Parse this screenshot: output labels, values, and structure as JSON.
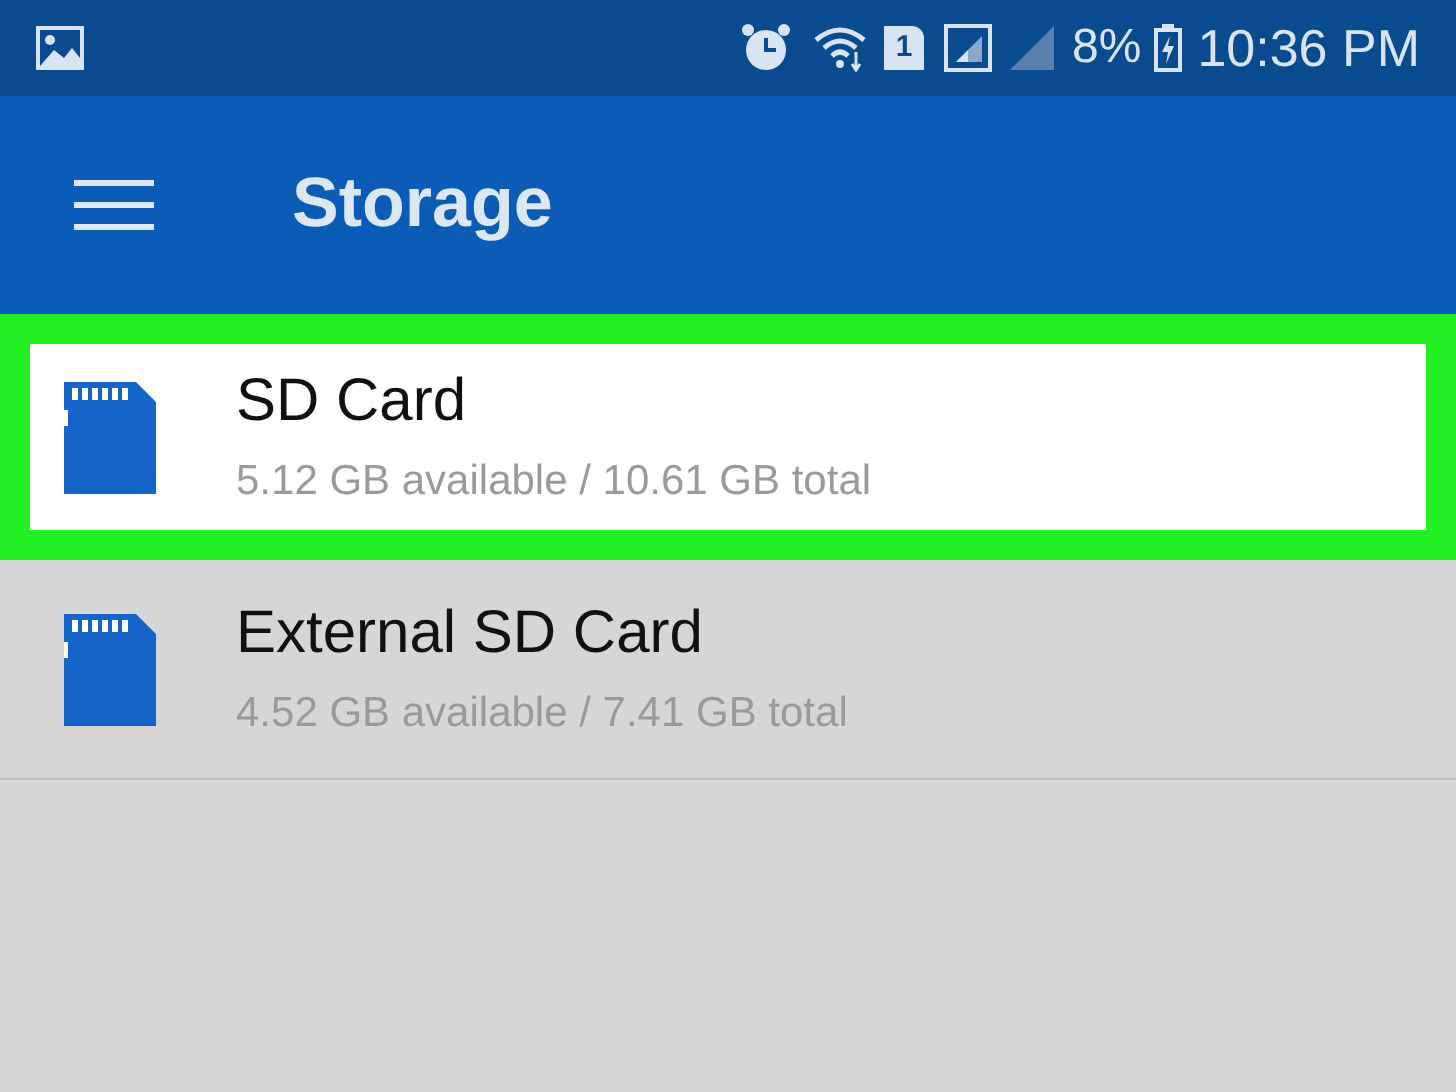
{
  "status_bar": {
    "sim_slot": "1",
    "battery": "8%",
    "time": "10:36 PM"
  },
  "app_bar": {
    "title": "Storage"
  },
  "storage_items": [
    {
      "name": "SD Card",
      "detail": "5.12 GB available / 10.61 GB total",
      "selected": true
    },
    {
      "name": "External SD Card",
      "detail": "4.52 GB available / 7.41 GB total",
      "selected": false
    }
  ]
}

### Requirement:
Omit the pictures, and quote the material above exactly as given.

### The result:
Parse this screenshot: output labels, values, and structure as JSON.
{
  "status_bar": {
    "sim_slot": "1",
    "battery": "8%",
    "time": "10:36 PM"
  },
  "app_bar": {
    "title": "Storage"
  },
  "storage_items": [
    {
      "name": "SD Card",
      "detail": "5.12 GB available / 10.61 GB total",
      "selected": true
    },
    {
      "name": "External SD Card",
      "detail": "4.52 GB available / 7.41 GB total",
      "selected": false
    }
  ]
}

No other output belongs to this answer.